» What is expected
Below is a listing to write out in full, exactly as given, without its pictures.

» Given information

(begin)

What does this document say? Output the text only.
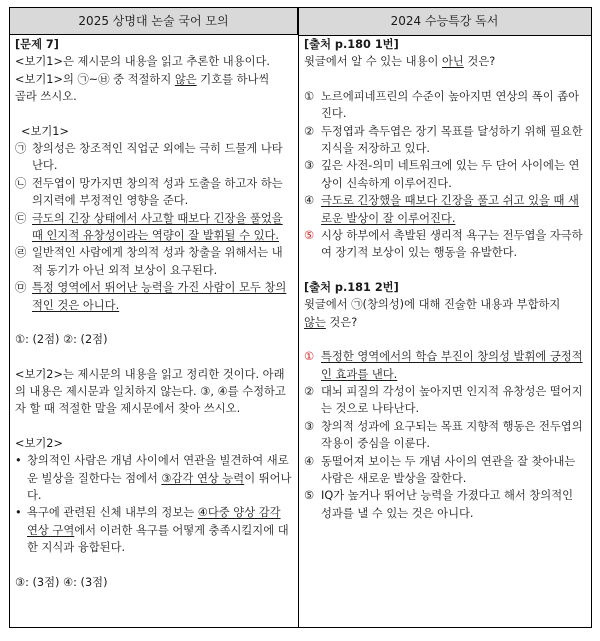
2025 상명대 논술 국어 모의	2024 수능특강 독서

[문제 7]

<보기1>은 제시문의 내용을 읽고 추론한 내용이다.

<보기1>의 ㉠~㉥ 중 적절하지 않은 기호를 하나씩

골라 쓰시오.

<보기1>

㉠ 창의성은 창조적인 직업군 외에는 극히 드물게 나타난다.
㉡ 전두엽이 망가지면 창의적 성과 도출을 하고자 하는 의지력에 부정적인 영향을 준다.
㉢ 극도의 긴장 상태에서 사고할 때보다 긴장을 풀었을 때 인지적 유창성이라는 역량이 잘 발휘될 수 있다.
㉣ 일반적인 사람에게 창의적 성과 창출을 위해서는 내적 동기가 아닌 외적 보상이 요구된다.
㉤ 특정 영역에서 뛰어난 능력을 가진 사람이 모두 창의적인 것은 아니다.

①: (2점) ②: (2점)

<보기2>는 제시문의 내용을 읽고 정리한 것이다. 아래의 내용은 제시문과 일치하지 않는다. ③, ④를 수정하고자 할 때 적절한 말을 제시문에서 찾아 쓰시오.

<보기2>

• 창의적인 사람은 개념 사이에서 연관을 빌견하여 새로운 빌상을 질한다는 점에서 ③감각 연상 능력이 뛰어나다.
• 욕구에 관련된 신체 내부의 정보는 ④다중 양상 감각 연상 구역에서 이러한 욕구를 어떻게 충족시킬지에 대한 지식과 융합된다.

③: (3점) ④: (3점)

[출처 p.180 1번]

윗글에서 알 수 있는 내용이 아닌 것은?

① 노르에피네프린의 수준이 높아지면 연상의 폭이 좁아진다.
② 두정엽과 측두엽은 장기 목표를 달성하기 위해 필요한 지식을 저장하고 있다.
③ 깊은 사전-의미 네트워크에 있는 두 단어 사이에는 연상이 신속하게 이루어진다.
④ 극도로 긴장했을 때보다 긴장을 풀고 쉬고 있을 때 새로운 발상이 잘 이루어진다.
⑤ 시상 하부에서 촉발된 생리적 욕구는 전두엽을 자극하여 장기적 보상이 있는 행동을 유발한다.

[출처 p.181 2번]

윗글에서 ㉠(창의성)에 대해 진술한 내용과 부합하지

않는 것은?

① 특정한 영역에서의 학습 부진이 창의성 발휘에 긍정적인 효과를 낸다.
② 대뇌 피질의 각성이 높아지면 인지적 유창성은 떨어지는 것으로 나타난다.
③ 창의적 성과에 요구되는 목표 지향적 행동은 전두엽의 작용이 중심을 이룬다.
④ 동떨어져 보이는 두 개념 사이의 연관을 잘 찾아내는 사람은 새로운 발상을 잘한다.
⑤ IQ가 높거나 뛰어난 능력을 가졌다고 해서 창의적인 성과를 낼 수 있는 것은 아니다.
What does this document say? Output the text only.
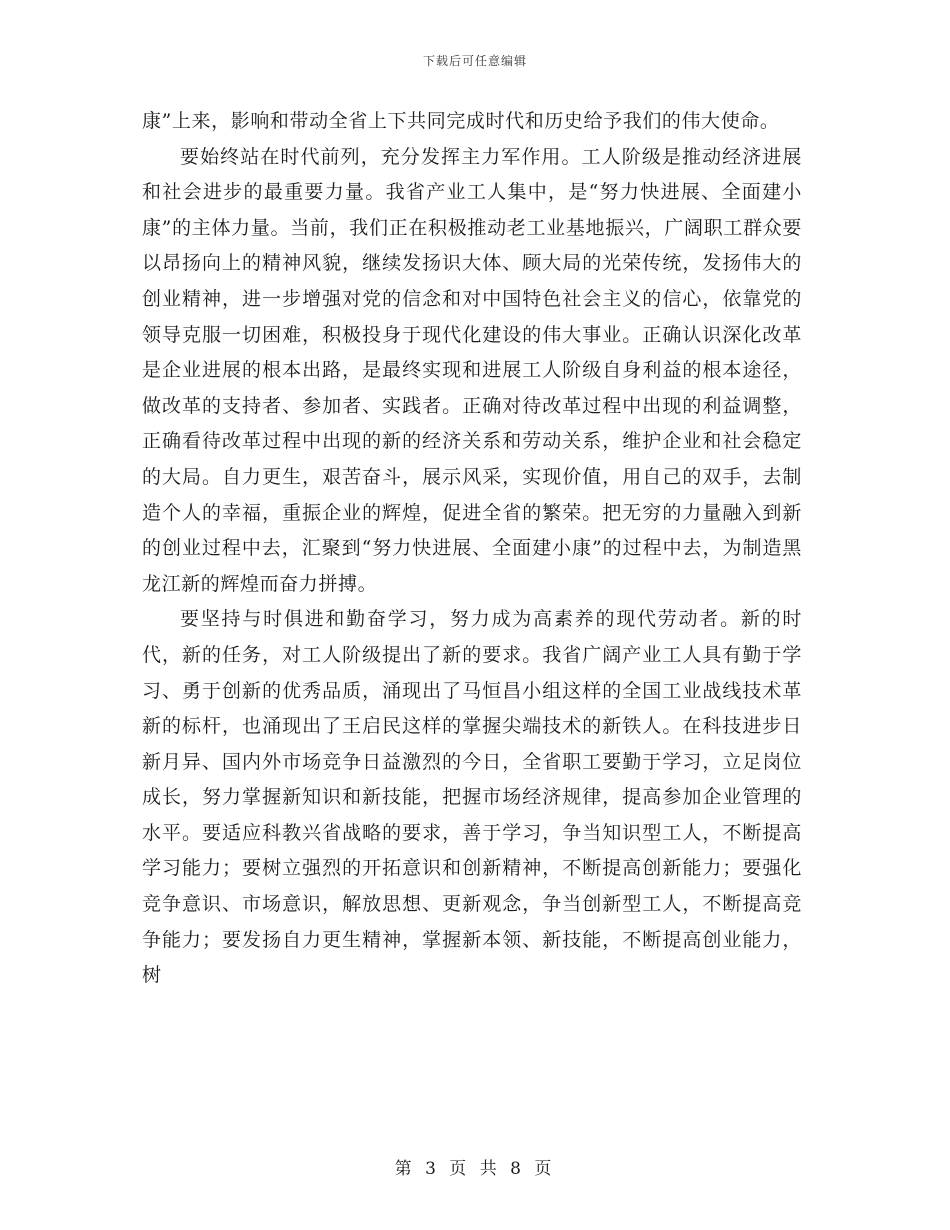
下载后可任意编辑

康”上来，影响和带动全省上下共同完成时代和历史给予我们的伟大使命。

要始终站在时代前列，充分发挥主力军作用。工人阶级是推动经济进展和社会进步的最重要力量。我省产业工人集中，是“努力快进展、全面建小康”的主体力量。当前，我们正在积极推动老工业基地振兴，广阔职工群众要以昂扬向上的精神风貌，继续发扬识大体、顾大局的光荣传统，发扬伟大的创业精神，进一步增强对党的信念和对中国特色社会主义的信心，依靠党的领导克服一切困难，积极投身于现代化建设的伟大事业。正确认识深化改革是企业进展的根本出路，是最终实现和进展工人阶级自身利益的根本途径，做改革的支持者、参加者、实践者。正确对待改革过程中出现的利益调整，正确看待改革过程中出现的新的经济关系和劳动关系，维护企业和社会稳定的大局。自力更生，艰苦奋斗，展示风采，实现价值，用自己的双手，去制造个人的幸福，重振企业的辉煌，促进全省的繁荣。把无穷的力量融入到新的创业过程中去，汇聚到“努力快进展、全面建小康”的过程中去，为制造黑龙江新的辉煌而奋力拼搏。

要坚持与时俱进和勤奋学习，努力成为高素养的现代劳动者。新的时代，新的任务，对工人阶级提出了新的要求。我省广阔产业工人具有勤于学习、勇于创新的优秀品质，涌现出了马恒昌小组这样的全国工业战线技术革新的标杆，也涌现出了王启民这样的掌握尖端技术的新铁人。在科技进步日新月异、国内外市场竞争日益激烈的今日，全省职工要勤于学习，立足岗位成长，努力掌握新知识和新技能，把握市场经济规律，提高参加企业管理的水平。要适应科教兴省战略的要求，善于学习，争当知识型工人，不断提高学习能力；要树立强烈的开拓意识和创新精神，不断提高创新能力；要强化竞争意识、市场意识，解放思想、更新观念，争当创新型工人，不断提高竞争能力；要发扬自力更生精神，掌握新本领、新技能，不断提高创业能力，树

第 3 页 共 8 页
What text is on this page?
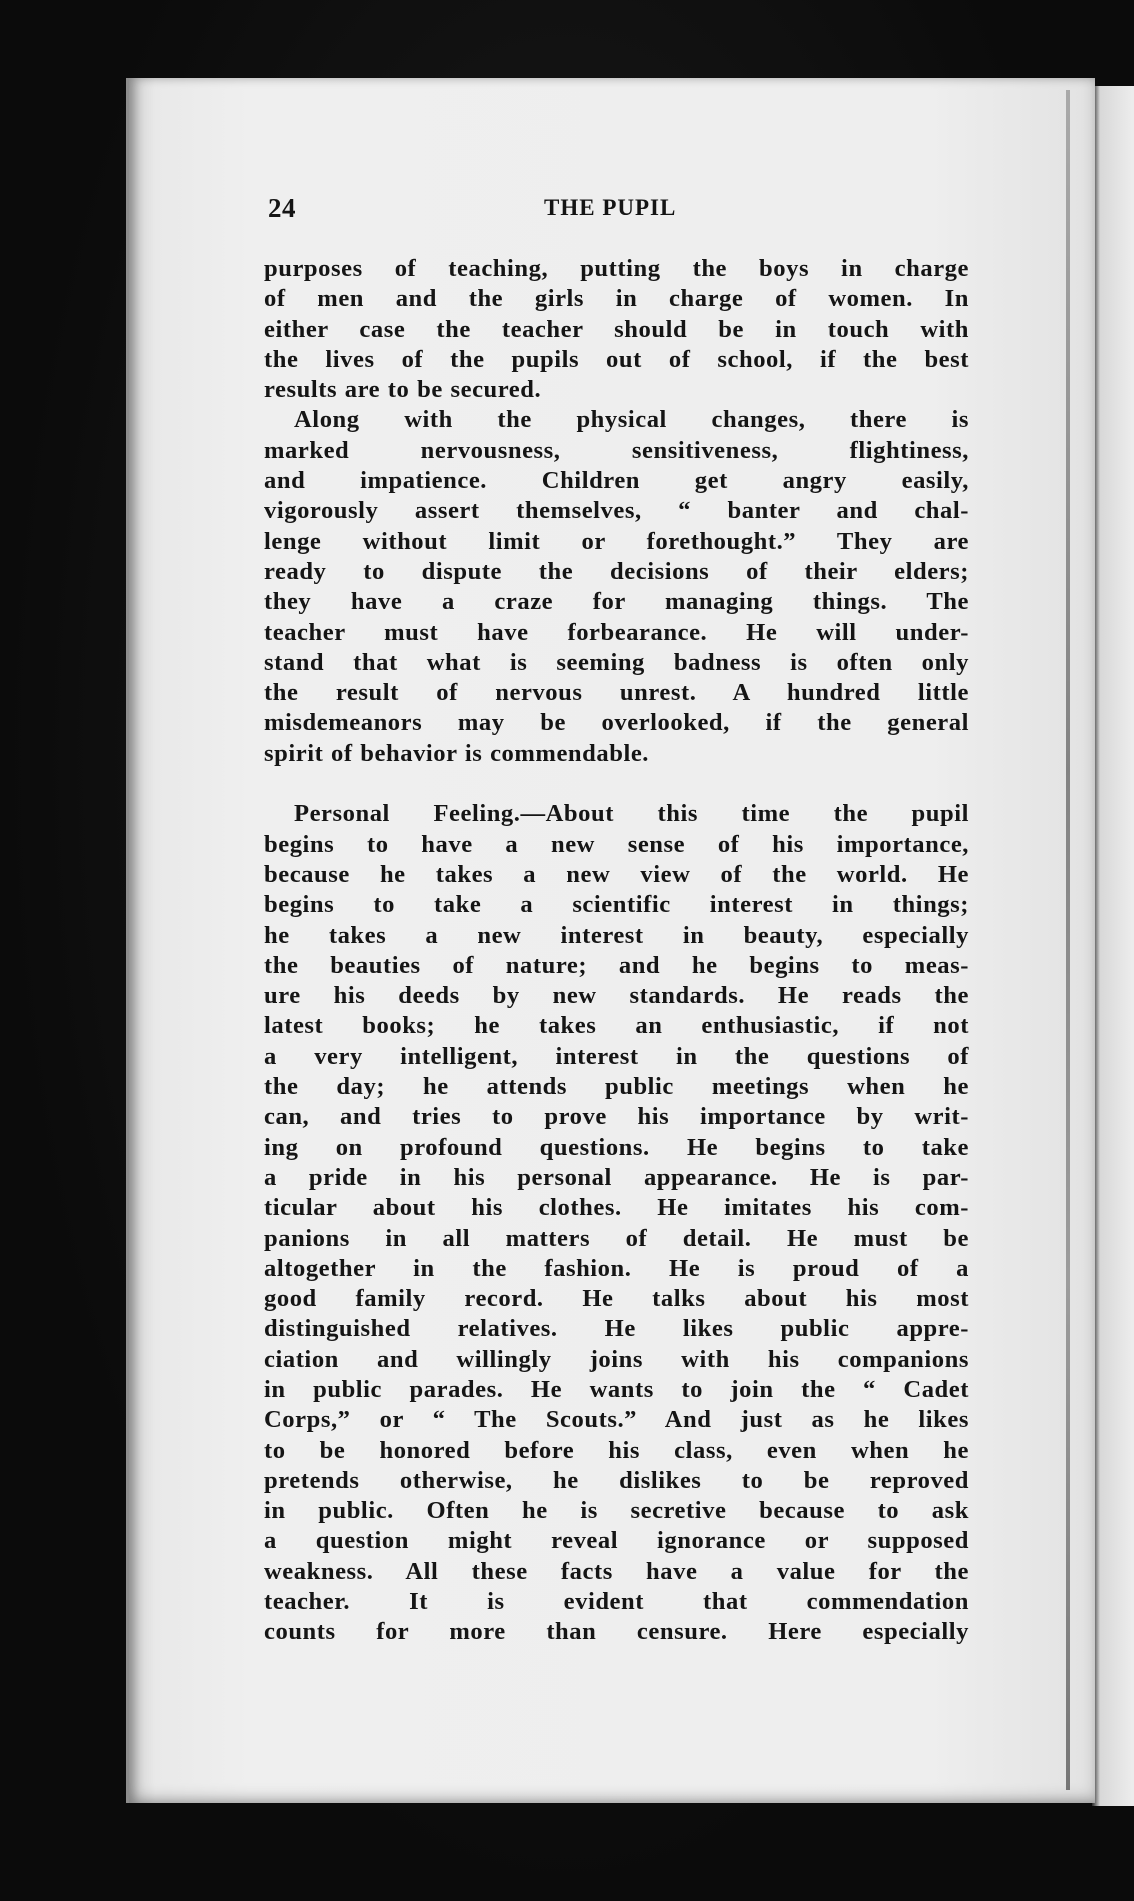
24	THE PUPIL
purposes of teaching, putting the boys in charge
of men and the girls in charge of women. In
either case the teacher should be in touch with
the lives of the pupils out of school, if the best
results are to be secured.
Along with the physical changes, there is
marked nervousness, sensitiveness, flightiness,
and impatience. Children get angry easily,
vigorously assert themselves, “ banter and chal-
lenge without limit or forethought.” They are
ready to dispute the decisions of their elders;
they have a craze for managing things. The
teacher must have forbearance. He will under-
stand that what is seeming badness is often only
the result of nervous unrest. A hundred little
misdemeanors may be overlooked, if the general
spirit of behavior is commendable.
Personal Feeling.—About this time the pupil
begins to have a new sense of his importance,
because he takes a new view of the world. He
begins to take a scientific interest in things;
he takes a new interest in beauty, especially
the beauties of nature; and he begins to meas-
ure his deeds by new standards. He reads the
latest books; he takes an enthusiastic, if not
a very intelligent, interest in the questions of
the day; he attends public meetings when he
can, and tries to prove his importance by writ-
ing on profound questions. He begins to take
a pride in his personal appearance. He is par-
ticular about his clothes. He imitates his com-
panions in all matters of detail. He must be
altogether in the fashion. He is proud of a
good family record. He talks about his most
distinguished relatives. He likes public appre-
ciation and willingly joins with his companions
in public parades. He wants to join the “ Cadet
Corps,” or “ The Scouts.” And just as he likes
to be honored before his class, even when he
pretends otherwise, he dislikes to be reproved
in public. Often he is secretive because to ask
a question might reveal ignorance or supposed
weakness. All these facts have a value for the
teacher. It is evident that commendation
counts for more than censure. Here especially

(end)

» Result of this task
What does this document say? Output the text only.
2025 상명대 논술 국어 모의	2024 수능특강 독서

[문제 7]

<보기1>은 제시문의 내용을 읽고 추론한 내용이다.

<보기1>의 ㉠~㉥ 중 적절하지 않은 기호를 하나씩

골라 쓰시오.

<보기1>

㉠ 창의성은 창조적인 직업군 외에는 극히 드물게 나타난다.
㉡ 전두엽이 망가지면 창의적 성과 도출을 하고자 하는 의지력에 부정적인 영향을 준다.
㉢ 극도의 긴장 상태에서 사고할 때보다 긴장을 풀었을 때 인지적 유창성이라는 역량이 잘 발휘될 수 있다.
㉣ 일반적인 사람에게 창의적 성과 창출을 위해서는 내적 동기가 아닌 외적 보상이 요구된다.
㉤ 특정 영역에서 뛰어난 능력을 가진 사람이 모두 창의적인 것은 아니다.

①: (2점) ②: (2점)

<보기2>는 제시문의 내용을 읽고 정리한 것이다. 아래의 내용은 제시문과 일치하지 않는다. ③, ④를 수정하고자 할 때 적절한 말을 제시문에서 찾아 쓰시오.

<보기2>

• 창의적인 사람은 개념 사이에서 연관을 빌견하여 새로운 빌상을 질한다는 점에서 ③감각 연상 능력이 뛰어나다.
• 욕구에 관련된 신체 내부의 정보는 ④다중 양상 감각 연상 구역에서 이러한 욕구를 어떻게 충족시킬지에 대한 지식과 융합된다.

③: (3점) ④: (3점)

[출처 p.180 1번]

윗글에서 알 수 있는 내용이 아닌 것은?

① 노르에피네프린의 수준이 높아지면 연상의 폭이 좁아진다.
② 두정엽과 측두엽은 장기 목표를 달성하기 위해 필요한 지식을 저장하고 있다.
③ 깊은 사전-의미 네트워크에 있는 두 단어 사이에는 연상이 신속하게 이루어진다.
④ 극도로 긴장했을 때보다 긴장을 풀고 쉬고 있을 때 새로운 발상이 잘 이루어진다.
⑤ 시상 하부에서 촉발된 생리적 욕구는 전두엽을 자극하여 장기적 보상이 있는 행동을 유발한다.

[출처 p.181 2번]

윗글에서 ㉠(창의성)에 대해 진술한 내용과 부합하지

않는 것은?

① 특정한 영역에서의 학습 부진이 창의성 발휘에 긍정적인 효과를 낸다.
② 대뇌 피질의 각성이 높아지면 인지적 유창성은 떨어지는 것으로 나타난다.
③ 창의적 성과에 요구되는 목표 지향적 행동은 전두엽의 작용이 중심을 이룬다.
④ 동떨어져 보이는 두 개념 사이의 연관을 잘 찾아내는 사람은 새로운 발상을 잘한다.
⑤ IQ가 높거나 뛰어난 능력을 가졌다고 해서 창의적인 성과를 낼 수 있는 것은 아니다.
What does this document say? Output the text only.
下载后可任意编辑

康”上来，影响和带动全省上下共同完成时代和历史给予我们的伟大使命。

要始终站在时代前列，充分发挥主力军作用。工人阶级是推动经济进展和社会进步的最重要力量。我省产业工人集中，是“努力快进展、全面建小康”的主体力量。当前，我们正在积极推动老工业基地振兴，广阔职工群众要以昂扬向上的精神风貌，继续发扬识大体、顾大局的光荣传统，发扬伟大的创业精神，进一步增强对党的信念和对中国特色社会主义的信心，依靠党的领导克服一切困难，积极投身于现代化建设的伟大事业。正确认识深化改革是企业进展的根本出路，是最终实现和进展工人阶级自身利益的根本途径，做改革的支持者、参加者、实践者。正确对待改革过程中出现的利益调整，正确看待改革过程中出现的新的经济关系和劳动关系，维护企业和社会稳定的大局。自力更生，艰苦奋斗，展示风采，实现价值，用自己的双手，去制造个人的幸福，重振企业的辉煌，促进全省的繁荣。把无穷的力量融入到新的创业过程中去，汇聚到“努力快进展、全面建小康”的过程中去，为制造黑龙江新的辉煌而奋力拼搏。

要坚持与时俱进和勤奋学习，努力成为高素养的现代劳动者。新的时代，新的任务，对工人阶级提出了新的要求。我省广阔产业工人具有勤于学习、勇于创新的优秀品质，涌现出了马恒昌小组这样的全国工业战线技术革新的标杆，也涌现出了王启民这样的掌握尖端技术的新铁人。在科技进步日新月异、国内外市场竞争日益激烈的今日，全省职工要勤于学习，立足岗位成长，努力掌握新知识和新技能，把握市场经济规律，提高参加企业管理的水平。要适应科教兴省战略的要求，善于学习，争当知识型工人，不断提高学习能力；要树立强烈的开拓意识和创新精神，不断提高创新能力；要强化竞争意识、市场意识，解放思想、更新观念，争当创新型工人，不断提高竞争能力；要发扬自力更生精神，掌握新本领、新技能，不断提高创业能力，树

第 3 页 共 8 页
What text is on this page?
24	THE PUPIL
purposes of teaching, putting the boys in charge
of men and the girls in charge of women. In
either case the teacher should be in touch with
the lives of the pupils out of school, if the best
results are to be secured.
Along with the physical changes, there is
marked nervousness, sensitiveness, flightiness,
and impatience. Children get angry easily,
vigorously assert themselves, “ banter and chal-
lenge without limit or forethought.” They are
ready to dispute the decisions of their elders;
they have a craze for managing things. The
teacher must have forbearance. He will under-
stand that what is seeming badness is often only
the result of nervous unrest. A hundred little
misdemeanors may be overlooked, if the general
spirit of behavior is commendable.
Personal Feeling.—About this time the pupil
begins to have a new sense of his importance,
because he takes a new view of the world. He
begins to take a scientific interest in things;
he takes a new interest in beauty, especially
the beauties of nature; and he begins to meas-
ure his deeds by new standards. He reads the
latest books; he takes an enthusiastic, if not
a very intelligent, interest in the questions of
the day; he attends public meetings when he
can, and tries to prove his importance by writ-
ing on profound questions. He begins to take
a pride in his personal appearance. He is par-
ticular about his clothes. He imitates his com-
panions in all matters of detail. He must be
altogether in the fashion. He is proud of a
good family record. He talks about his most
distinguished relatives. He likes public appre-
ciation and willingly joins with his companions
in public parades. He wants to join the “ Cadet
Corps,” or “ The Scouts.” And just as he likes
to be honored before his class, even when he
pretends otherwise, he dislikes to be reproved
in public. Often he is secretive because to ask
a question might reveal ignorance or supposed
weakness. All these facts have a value for the
teacher. It is evident that commendation
counts for more than censure. Here especially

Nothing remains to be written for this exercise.